--- Exercise material ---

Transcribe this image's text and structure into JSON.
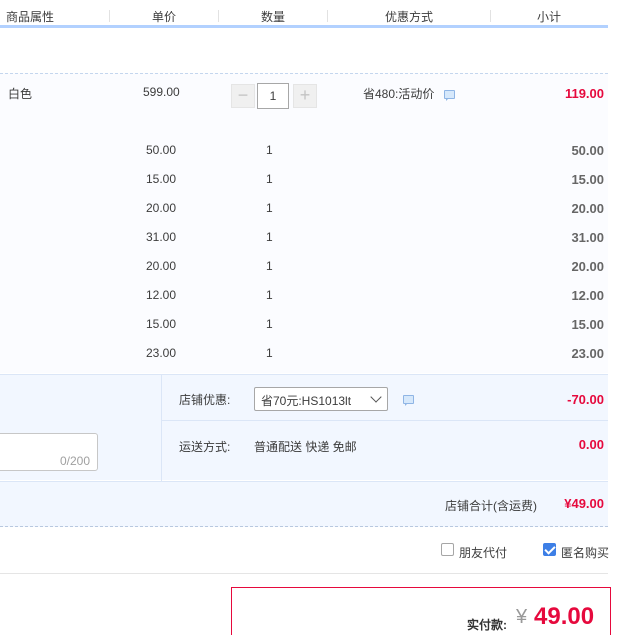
{
  "header": {
    "columns": [
      "商品属性",
      "单价",
      "数量",
      "优惠方式",
      "小计"
    ]
  },
  "first_item": {
    "attribute": "白色",
    "price": "599.00",
    "quantity": "1",
    "minus": "−",
    "plus": "+",
    "discount": "省480:活动价",
    "subtotal": "119.00"
  },
  "items": [
    {
      "price": "50.00",
      "quantity": "1",
      "subtotal": "50.00"
    },
    {
      "price": "15.00",
      "quantity": "1",
      "subtotal": "15.00"
    },
    {
      "price": "20.00",
      "quantity": "1",
      "subtotal": "20.00"
    },
    {
      "price": "31.00",
      "quantity": "1",
      "subtotal": "31.00"
    },
    {
      "price": "20.00",
      "quantity": "1",
      "subtotal": "20.00"
    },
    {
      "price": "12.00",
      "quantity": "1",
      "subtotal": "12.00"
    },
    {
      "price": "15.00",
      "quantity": "1",
      "subtotal": "15.00"
    },
    {
      "price": "23.00",
      "quantity": "1",
      "subtotal": "23.00"
    }
  ],
  "shop": {
    "coupon_label": "店铺优惠:",
    "coupon_value": "省70元:HS1013lt",
    "coupon_amount": "-70.00",
    "shipping_label": "运送方式:",
    "shipping_value": "普通配送 快递 免邮",
    "shipping_amount": "0.00",
    "message_counter": "0/200",
    "total_label": "店铺合计(含运费)",
    "total_amount": "¥49.00"
  },
  "options": {
    "friend_pay": "朋友代付",
    "friend_pay_checked": false,
    "anonymous": "匿名购买",
    "anonymous_checked": true
  },
  "payment": {
    "label": "实付款:",
    "currency": "¥",
    "amount": "49.00"
  },
  "colors": {
    "accent_red": "#e6093d",
    "header_line": "#b2d1ff",
    "checkbox_blue": "#3d7fe6"
  }
}
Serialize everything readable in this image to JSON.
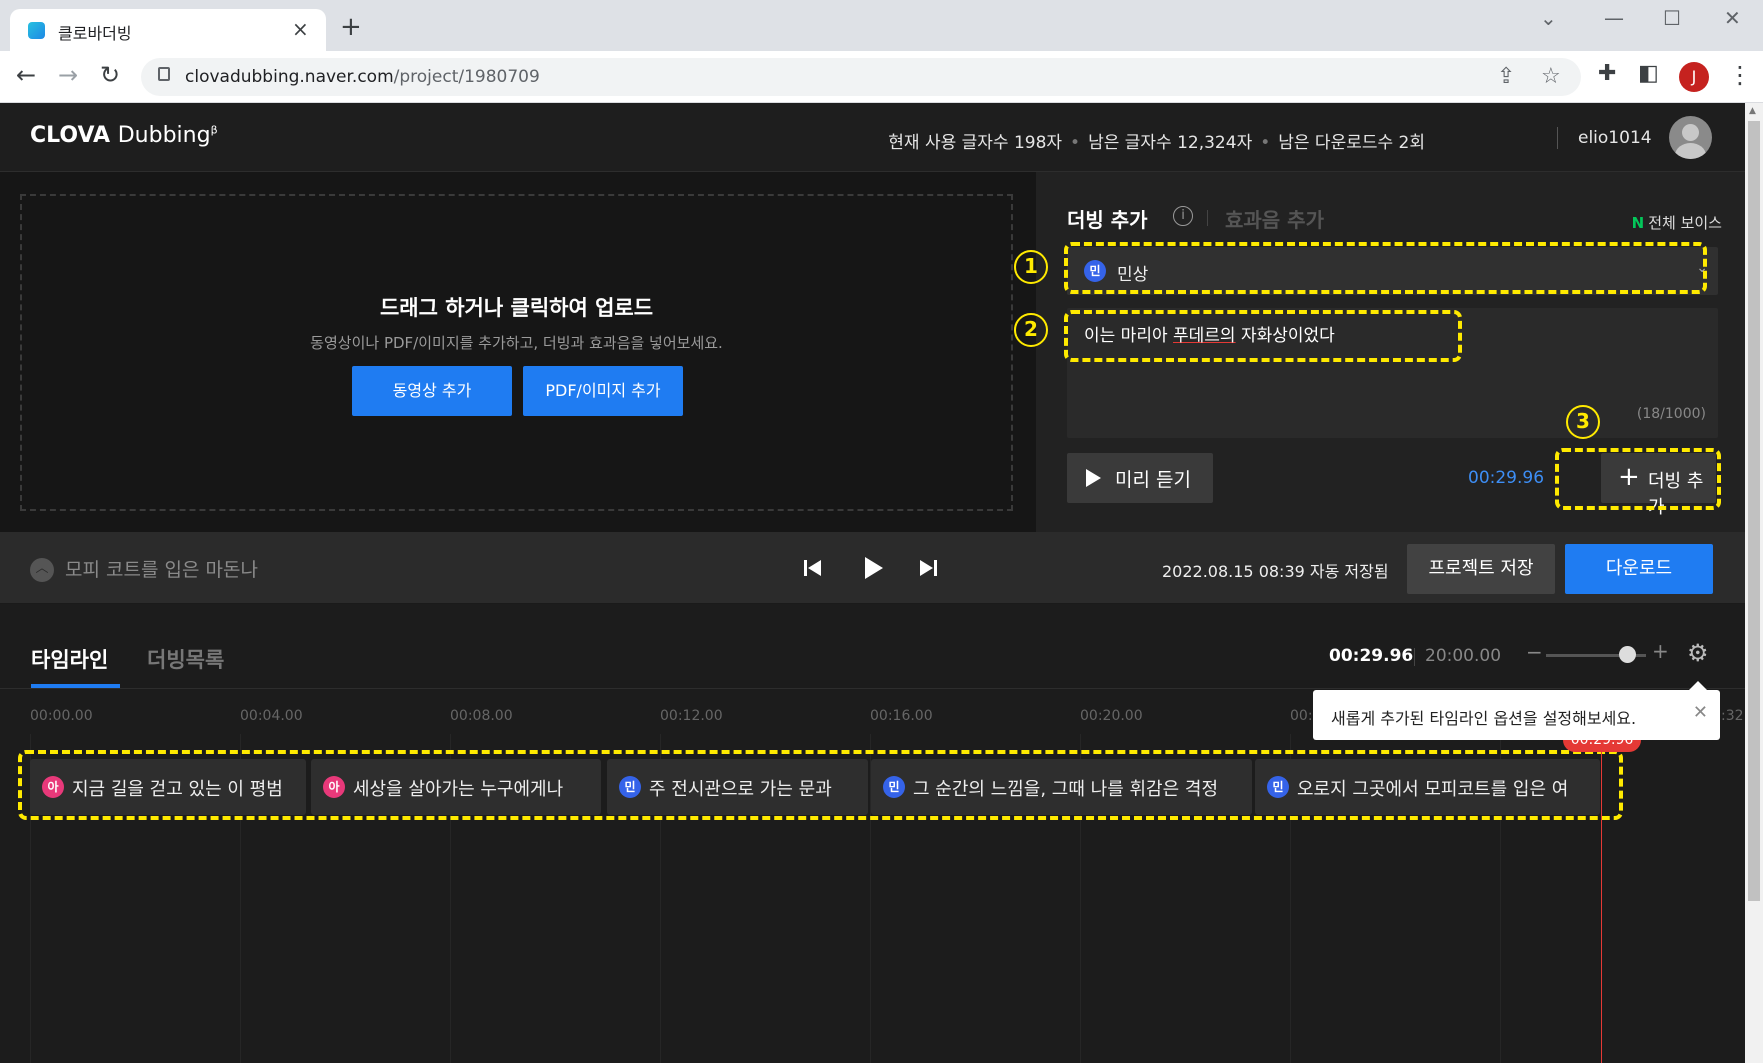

---

Exercise >>
Without the pictures, restate each entry exactly.

Result of this task >>
Transcribe this image's text and structure into JSON.
{
  "header": {
    "columns": [
      "商品属性",
      "单价",
      "数量",
      "优惠方式",
      "小计"
    ]
  },
  "first_item": {
    "attribute": "白色",
    "price": "599.00",
    "quantity": "1",
    "minus": "−",
    "plus": "+",
    "discount": "省480:活动价",
    "subtotal": "119.00"
  },
  "items": [
    {
      "price": "50.00",
      "quantity": "1",
      "subtotal": "50.00"
    },
    {
      "price": "15.00",
      "quantity": "1",
      "subtotal": "15.00"
    },
    {
      "price": "20.00",
      "quantity": "1",
      "subtotal": "20.00"
    },
    {
      "price": "31.00",
      "quantity": "1",
      "subtotal": "31.00"
    },
    {
      "price": "20.00",
      "quantity": "1",
      "subtotal": "20.00"
    },
    {
      "price": "12.00",
      "quantity": "1",
      "subtotal": "12.00"
    },
    {
      "price": "15.00",
      "quantity": "1",
      "subtotal": "15.00"
    },
    {
      "price": "23.00",
      "quantity": "1",
      "subtotal": "23.00"
    }
  ],
  "shop": {
    "coupon_label": "店铺优惠:",
    "coupon_value": "省70元:HS1013lt",
    "coupon_amount": "-70.00",
    "shipping_label": "运送方式:",
    "shipping_value": "普通配送 快递 免邮",
    "shipping_amount": "0.00",
    "message_counter": "0/200",
    "total_label": "店铺合计(含运费)",
    "total_amount": "¥49.00"
  },
  "options": {
    "friend_pay": "朋友代付",
    "friend_pay_checked": false,
    "anonymous": "匿名购买",
    "anonymous_checked": true
  },
  "payment": {
    "label": "实付款:",
    "currency": "¥",
    "amount": "49.00"
  },
  "colors": {
    "accent_red": "#e6093d",
    "header_line": "#b2d1ff",
    "checkbox_blue": "#3d7fe6"
  }
}
Serialize everything readable in this image to JSON.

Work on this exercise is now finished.